_Aim of the task_.
Which lines in the data contain the word "size"? Please copy each of them.

_Input data_.
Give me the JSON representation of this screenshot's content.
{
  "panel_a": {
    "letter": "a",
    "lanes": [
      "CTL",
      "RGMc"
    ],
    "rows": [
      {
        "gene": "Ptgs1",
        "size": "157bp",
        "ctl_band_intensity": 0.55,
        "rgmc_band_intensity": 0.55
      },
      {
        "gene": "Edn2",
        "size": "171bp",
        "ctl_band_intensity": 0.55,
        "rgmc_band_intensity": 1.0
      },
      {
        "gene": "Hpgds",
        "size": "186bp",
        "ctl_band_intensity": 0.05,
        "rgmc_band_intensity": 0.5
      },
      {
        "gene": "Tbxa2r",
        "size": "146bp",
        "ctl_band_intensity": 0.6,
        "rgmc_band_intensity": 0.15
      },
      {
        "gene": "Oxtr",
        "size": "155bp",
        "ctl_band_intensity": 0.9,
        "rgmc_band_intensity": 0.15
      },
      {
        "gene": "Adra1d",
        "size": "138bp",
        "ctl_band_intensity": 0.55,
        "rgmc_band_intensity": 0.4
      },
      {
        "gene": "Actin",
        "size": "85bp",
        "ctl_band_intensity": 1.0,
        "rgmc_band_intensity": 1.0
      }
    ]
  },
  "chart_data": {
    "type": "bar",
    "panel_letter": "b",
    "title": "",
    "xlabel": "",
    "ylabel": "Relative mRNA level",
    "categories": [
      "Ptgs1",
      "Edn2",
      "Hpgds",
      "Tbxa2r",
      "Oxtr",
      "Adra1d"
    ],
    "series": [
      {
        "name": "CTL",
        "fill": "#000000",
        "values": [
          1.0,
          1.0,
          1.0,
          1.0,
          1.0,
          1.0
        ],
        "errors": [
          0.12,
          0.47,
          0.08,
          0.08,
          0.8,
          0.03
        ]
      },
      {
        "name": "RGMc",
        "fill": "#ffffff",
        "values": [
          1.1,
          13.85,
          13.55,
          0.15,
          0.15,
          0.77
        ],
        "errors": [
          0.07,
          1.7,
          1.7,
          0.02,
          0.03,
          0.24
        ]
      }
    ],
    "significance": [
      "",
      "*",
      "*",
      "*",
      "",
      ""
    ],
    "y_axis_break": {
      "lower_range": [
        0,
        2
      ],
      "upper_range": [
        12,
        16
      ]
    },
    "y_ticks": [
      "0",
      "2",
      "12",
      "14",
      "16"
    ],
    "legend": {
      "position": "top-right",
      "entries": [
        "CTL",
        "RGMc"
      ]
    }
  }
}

_Response below_.
        "size": "157bp",
        "size": "171bp",
        "size": "186bp",
        "size": "146bp",
        "size": "155bp",
        "size": "138bp",
        "size": "85bp",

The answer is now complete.